> **Task objective**: Copy out every item below verbatim, line for line, keeping each character unchanged.

> **Data for this task**:
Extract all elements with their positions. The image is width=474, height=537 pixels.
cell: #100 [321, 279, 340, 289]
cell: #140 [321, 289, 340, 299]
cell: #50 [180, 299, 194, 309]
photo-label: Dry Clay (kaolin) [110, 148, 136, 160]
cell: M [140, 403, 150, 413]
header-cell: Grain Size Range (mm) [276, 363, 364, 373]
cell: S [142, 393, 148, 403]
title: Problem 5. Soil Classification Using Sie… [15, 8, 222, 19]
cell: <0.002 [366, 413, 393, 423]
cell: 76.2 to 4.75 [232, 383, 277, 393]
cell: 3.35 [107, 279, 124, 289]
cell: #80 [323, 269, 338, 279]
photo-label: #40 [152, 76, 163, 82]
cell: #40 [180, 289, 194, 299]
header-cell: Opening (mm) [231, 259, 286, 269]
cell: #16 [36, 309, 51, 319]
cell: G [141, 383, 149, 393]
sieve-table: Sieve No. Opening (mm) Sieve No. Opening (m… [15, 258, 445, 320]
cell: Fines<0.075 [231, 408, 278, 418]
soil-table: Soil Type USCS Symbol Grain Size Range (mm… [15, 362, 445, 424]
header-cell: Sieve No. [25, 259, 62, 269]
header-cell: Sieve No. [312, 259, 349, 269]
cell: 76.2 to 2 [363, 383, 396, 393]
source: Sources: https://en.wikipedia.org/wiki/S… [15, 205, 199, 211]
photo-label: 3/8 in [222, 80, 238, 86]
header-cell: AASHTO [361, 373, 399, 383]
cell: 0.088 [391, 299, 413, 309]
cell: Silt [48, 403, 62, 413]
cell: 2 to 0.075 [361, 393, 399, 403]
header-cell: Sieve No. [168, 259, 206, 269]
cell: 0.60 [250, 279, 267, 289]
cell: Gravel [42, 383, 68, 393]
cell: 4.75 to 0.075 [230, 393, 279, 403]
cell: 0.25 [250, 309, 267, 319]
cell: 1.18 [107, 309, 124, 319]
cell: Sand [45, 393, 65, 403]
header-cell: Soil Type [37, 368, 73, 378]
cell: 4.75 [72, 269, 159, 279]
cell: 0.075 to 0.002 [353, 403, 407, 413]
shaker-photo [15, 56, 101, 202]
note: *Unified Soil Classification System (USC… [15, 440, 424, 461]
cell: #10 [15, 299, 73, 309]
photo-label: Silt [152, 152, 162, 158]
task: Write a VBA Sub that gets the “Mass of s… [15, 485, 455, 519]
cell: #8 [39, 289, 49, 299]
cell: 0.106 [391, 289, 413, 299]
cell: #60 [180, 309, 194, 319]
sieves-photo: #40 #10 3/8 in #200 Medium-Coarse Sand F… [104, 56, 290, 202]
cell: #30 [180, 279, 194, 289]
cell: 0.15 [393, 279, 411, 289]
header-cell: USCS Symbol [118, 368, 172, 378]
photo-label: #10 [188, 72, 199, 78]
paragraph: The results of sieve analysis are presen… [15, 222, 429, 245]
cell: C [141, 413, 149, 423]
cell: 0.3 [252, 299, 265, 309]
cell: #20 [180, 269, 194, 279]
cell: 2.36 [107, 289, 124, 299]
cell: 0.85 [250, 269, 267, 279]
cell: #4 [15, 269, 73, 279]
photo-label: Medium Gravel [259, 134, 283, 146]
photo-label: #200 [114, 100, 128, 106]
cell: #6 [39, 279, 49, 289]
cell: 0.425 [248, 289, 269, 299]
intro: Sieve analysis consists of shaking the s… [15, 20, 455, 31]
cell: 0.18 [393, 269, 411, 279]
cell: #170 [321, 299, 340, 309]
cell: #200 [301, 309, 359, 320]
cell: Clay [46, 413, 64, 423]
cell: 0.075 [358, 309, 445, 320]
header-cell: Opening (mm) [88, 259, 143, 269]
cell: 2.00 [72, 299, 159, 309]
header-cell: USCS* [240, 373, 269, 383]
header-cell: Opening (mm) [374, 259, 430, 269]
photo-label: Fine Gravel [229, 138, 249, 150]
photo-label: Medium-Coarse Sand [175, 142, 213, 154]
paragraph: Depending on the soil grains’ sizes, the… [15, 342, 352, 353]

> **Exercise result**:
Extract all elements with their positions. The image is width=474, height=537 pixels.
cell: #100 [321, 279, 340, 289]
cell: #140 [321, 289, 340, 299]
cell: #50 [180, 299, 194, 309]
photo-label: Dry Clay (kaolin) [110, 148, 136, 160]
cell: M [140, 403, 150, 413]
header-cell: Grain Size Range (mm) [276, 363, 364, 373]
cell: S [142, 393, 148, 403]
title: Problem 5. Soil Classification Using Sie… [15, 8, 222, 19]
cell: <0.002 [366, 413, 393, 423]
cell: 76.2 to 4.75 [232, 383, 277, 393]
cell: 3.35 [107, 279, 124, 289]
cell: #80 [323, 269, 338, 279]
photo-label: #40 [152, 76, 163, 82]
cell: #40 [180, 289, 194, 299]
header-cell: Opening (mm) [231, 259, 286, 269]
cell: #16 [36, 309, 51, 319]
cell: G [141, 383, 149, 393]
sieve-table: Sieve No. Opening (mm) Sieve No. Opening (m… [15, 258, 445, 320]
cell: Fines<0.075 [231, 408, 278, 418]
soil-table: Soil Type USCS Symbol Grain Size Range (mm… [15, 362, 445, 424]
header-cell: Sieve No. [25, 259, 62, 269]
header-cell: Sieve No. [312, 259, 349, 269]
cell: 76.2 to 2 [363, 383, 396, 393]
source: Sources: https://en.wikipedia.org/wiki/S… [15, 205, 199, 211]
photo-label: 3/8 in [222, 80, 238, 86]
header-cell: AASHTO [361, 373, 399, 383]
cell: 0.088 [391, 299, 413, 309]
cell: Silt [48, 403, 62, 413]
cell: 2 to 0.075 [361, 393, 399, 403]
header-cell: Sieve No. [168, 259, 206, 269]
cell: 0.60 [250, 279, 267, 289]
cell: Gravel [42, 383, 68, 393]
cell: 4.75 to 0.075 [230, 393, 279, 403]
cell: 0.25 [250, 309, 267, 319]
cell: 1.18 [107, 309, 124, 319]
cell: Sand [45, 393, 65, 403]
header-cell: Soil Type [37, 368, 73, 378]
cell: 4.75 [72, 269, 159, 279]
cell: 0.075 to 0.002 [353, 403, 407, 413]
shaker-photo [15, 56, 101, 202]
note: *Unified Soil Classification System (USC… [15, 440, 424, 461]
cell: #10 [15, 299, 73, 309]
photo-label: Silt [152, 152, 162, 158]
task: Write a VBA Sub that gets the “Mass of s… [15, 485, 455, 519]
cell: #8 [39, 289, 49, 299]
cell: 0.106 [391, 289, 413, 299]
cell: #60 [180, 309, 194, 319]
sieves-photo: #40 #10 3/8 in #200 Medium-Coarse Sand F… [104, 56, 290, 202]
cell: #30 [180, 279, 194, 289]
cell: 0.15 [393, 279, 411, 289]
header-cell: USCS Symbol [118, 368, 172, 378]
photo-label: #10 [188, 72, 199, 78]
paragraph: The results of sieve analysis are presen… [15, 222, 429, 245]
cell: C [141, 413, 149, 423]
cell: 0.3 [252, 299, 265, 309]
cell: #20 [180, 269, 194, 279]
cell: 2.36 [107, 289, 124, 299]
cell: 0.85 [250, 269, 267, 279]
cell: #4 [15, 269, 73, 279]
photo-label: Medium Gravel [259, 134, 283, 146]
photo-label: #200 [114, 100, 128, 106]
cell: #6 [39, 279, 49, 289]
cell: 0.425 [248, 289, 269, 299]
intro: Sieve analysis consists of shaking the s… [15, 20, 455, 31]
cell: 0.18 [393, 269, 411, 279]
cell: #170 [321, 299, 340, 309]
cell: #200 [301, 309, 359, 320]
cell: Clay [46, 413, 64, 423]
cell: 0.075 [358, 309, 445, 320]
header-cell: Opening (mm) [88, 259, 143, 269]
cell: 2.00 [72, 299, 159, 309]
header-cell: USCS* [240, 373, 269, 383]
header-cell: Opening (mm) [374, 259, 430, 269]
photo-label: Fine Gravel [229, 138, 249, 150]
photo-label: Medium-Coarse Sand [175, 142, 213, 154]
paragraph: Depending on the soil grains’ sizes, the… [15, 342, 352, 353]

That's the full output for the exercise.